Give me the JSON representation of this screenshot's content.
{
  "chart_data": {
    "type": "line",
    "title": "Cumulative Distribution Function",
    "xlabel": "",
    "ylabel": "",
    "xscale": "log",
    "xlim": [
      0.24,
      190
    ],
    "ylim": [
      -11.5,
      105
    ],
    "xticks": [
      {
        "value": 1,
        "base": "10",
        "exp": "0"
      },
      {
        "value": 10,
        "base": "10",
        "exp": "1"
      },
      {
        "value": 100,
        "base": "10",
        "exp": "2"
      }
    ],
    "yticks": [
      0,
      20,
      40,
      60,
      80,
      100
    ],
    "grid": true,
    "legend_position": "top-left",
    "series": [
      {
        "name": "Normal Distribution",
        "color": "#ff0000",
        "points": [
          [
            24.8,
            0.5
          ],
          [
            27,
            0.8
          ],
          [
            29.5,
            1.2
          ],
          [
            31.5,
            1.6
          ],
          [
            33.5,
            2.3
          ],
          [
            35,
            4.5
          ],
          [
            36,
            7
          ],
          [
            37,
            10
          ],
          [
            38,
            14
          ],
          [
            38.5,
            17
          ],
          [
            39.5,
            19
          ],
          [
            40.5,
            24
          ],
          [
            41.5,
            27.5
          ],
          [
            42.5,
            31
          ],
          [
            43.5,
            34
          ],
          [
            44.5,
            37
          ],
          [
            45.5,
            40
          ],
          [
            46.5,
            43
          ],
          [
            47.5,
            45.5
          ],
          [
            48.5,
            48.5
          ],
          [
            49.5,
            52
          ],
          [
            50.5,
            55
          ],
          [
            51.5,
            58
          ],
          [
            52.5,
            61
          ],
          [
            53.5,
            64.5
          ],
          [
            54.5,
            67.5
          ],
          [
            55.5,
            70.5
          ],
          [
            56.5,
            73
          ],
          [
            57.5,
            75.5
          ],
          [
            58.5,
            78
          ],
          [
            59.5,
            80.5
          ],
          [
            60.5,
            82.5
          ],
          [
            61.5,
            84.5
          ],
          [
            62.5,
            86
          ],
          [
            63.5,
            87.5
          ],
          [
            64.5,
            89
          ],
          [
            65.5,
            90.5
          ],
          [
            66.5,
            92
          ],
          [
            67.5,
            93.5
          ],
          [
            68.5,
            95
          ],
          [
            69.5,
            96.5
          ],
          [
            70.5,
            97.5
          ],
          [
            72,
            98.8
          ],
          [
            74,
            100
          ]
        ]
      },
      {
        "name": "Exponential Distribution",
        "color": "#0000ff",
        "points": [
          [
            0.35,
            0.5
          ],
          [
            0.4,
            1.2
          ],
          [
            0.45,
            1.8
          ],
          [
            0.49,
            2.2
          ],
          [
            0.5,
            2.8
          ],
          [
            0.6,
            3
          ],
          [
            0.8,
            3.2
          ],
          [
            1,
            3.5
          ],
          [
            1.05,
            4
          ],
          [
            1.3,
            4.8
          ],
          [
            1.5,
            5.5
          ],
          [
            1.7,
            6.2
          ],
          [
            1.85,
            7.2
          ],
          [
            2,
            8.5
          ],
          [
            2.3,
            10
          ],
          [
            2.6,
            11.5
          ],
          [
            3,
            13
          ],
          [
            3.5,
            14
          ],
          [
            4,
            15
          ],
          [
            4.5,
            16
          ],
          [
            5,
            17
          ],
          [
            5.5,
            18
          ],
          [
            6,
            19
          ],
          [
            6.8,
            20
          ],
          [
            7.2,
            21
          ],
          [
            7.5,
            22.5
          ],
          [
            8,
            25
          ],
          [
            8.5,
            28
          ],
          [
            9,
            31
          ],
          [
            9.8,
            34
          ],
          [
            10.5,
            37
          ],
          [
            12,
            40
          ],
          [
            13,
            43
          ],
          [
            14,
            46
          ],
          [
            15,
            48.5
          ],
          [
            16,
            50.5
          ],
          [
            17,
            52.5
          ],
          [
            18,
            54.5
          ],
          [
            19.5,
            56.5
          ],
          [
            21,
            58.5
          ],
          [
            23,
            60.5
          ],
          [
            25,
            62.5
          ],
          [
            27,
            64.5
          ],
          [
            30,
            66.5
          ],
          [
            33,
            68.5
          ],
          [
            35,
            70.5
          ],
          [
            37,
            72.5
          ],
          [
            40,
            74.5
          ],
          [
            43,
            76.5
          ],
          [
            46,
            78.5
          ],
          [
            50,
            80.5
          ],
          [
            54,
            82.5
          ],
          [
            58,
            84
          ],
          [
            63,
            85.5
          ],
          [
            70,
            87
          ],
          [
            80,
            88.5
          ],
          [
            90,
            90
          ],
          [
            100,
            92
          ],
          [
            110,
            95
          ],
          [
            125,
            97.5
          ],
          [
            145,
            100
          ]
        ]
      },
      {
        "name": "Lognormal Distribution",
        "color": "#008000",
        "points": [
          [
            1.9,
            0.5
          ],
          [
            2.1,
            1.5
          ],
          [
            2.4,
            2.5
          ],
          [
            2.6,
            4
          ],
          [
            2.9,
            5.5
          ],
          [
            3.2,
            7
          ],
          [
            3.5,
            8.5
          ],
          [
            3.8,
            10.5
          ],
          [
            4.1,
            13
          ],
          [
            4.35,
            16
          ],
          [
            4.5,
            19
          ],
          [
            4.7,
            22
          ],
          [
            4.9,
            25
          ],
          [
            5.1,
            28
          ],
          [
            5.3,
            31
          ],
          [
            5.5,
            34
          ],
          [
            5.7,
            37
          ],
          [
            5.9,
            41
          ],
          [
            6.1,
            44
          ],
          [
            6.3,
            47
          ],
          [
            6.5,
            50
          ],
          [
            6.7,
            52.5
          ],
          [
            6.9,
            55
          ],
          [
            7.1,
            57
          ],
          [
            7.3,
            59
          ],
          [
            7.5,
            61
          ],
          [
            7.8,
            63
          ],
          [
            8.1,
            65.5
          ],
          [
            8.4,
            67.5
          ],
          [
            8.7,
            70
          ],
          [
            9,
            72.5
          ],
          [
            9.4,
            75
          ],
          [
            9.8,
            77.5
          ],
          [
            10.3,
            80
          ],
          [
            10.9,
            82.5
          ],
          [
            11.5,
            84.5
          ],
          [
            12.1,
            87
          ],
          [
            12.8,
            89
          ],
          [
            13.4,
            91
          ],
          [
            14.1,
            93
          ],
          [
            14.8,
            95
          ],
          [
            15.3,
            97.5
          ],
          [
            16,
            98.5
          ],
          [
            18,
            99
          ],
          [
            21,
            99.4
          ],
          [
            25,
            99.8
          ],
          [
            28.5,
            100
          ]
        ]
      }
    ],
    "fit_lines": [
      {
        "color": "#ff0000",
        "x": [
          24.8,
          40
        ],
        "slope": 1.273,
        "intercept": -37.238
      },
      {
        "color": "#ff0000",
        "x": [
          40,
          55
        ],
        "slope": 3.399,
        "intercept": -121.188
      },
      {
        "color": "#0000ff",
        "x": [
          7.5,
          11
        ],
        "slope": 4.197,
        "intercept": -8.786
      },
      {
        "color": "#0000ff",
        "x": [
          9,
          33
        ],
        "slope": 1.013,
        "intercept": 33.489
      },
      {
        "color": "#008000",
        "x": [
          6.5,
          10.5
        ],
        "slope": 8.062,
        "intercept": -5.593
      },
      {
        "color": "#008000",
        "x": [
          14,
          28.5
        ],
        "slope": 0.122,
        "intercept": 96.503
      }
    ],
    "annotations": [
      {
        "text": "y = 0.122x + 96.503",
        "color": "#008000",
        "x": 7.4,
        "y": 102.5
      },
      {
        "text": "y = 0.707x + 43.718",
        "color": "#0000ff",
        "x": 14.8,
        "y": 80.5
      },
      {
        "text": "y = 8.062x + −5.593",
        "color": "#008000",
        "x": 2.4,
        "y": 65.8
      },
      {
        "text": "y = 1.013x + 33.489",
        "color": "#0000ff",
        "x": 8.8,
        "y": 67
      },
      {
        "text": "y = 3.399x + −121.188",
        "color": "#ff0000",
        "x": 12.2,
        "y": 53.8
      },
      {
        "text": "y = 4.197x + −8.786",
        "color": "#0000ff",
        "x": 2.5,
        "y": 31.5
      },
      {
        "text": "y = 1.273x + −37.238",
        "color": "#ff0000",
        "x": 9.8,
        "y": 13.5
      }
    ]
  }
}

══════════════════════════════

Using the records above, gather all lines where the string "intercept" is present.

        "intercept": -37.238
        "intercept": -121.188
        "intercept": -8.786
        "intercept": 33.489
        "intercept": -5.593
        "intercept": 96.503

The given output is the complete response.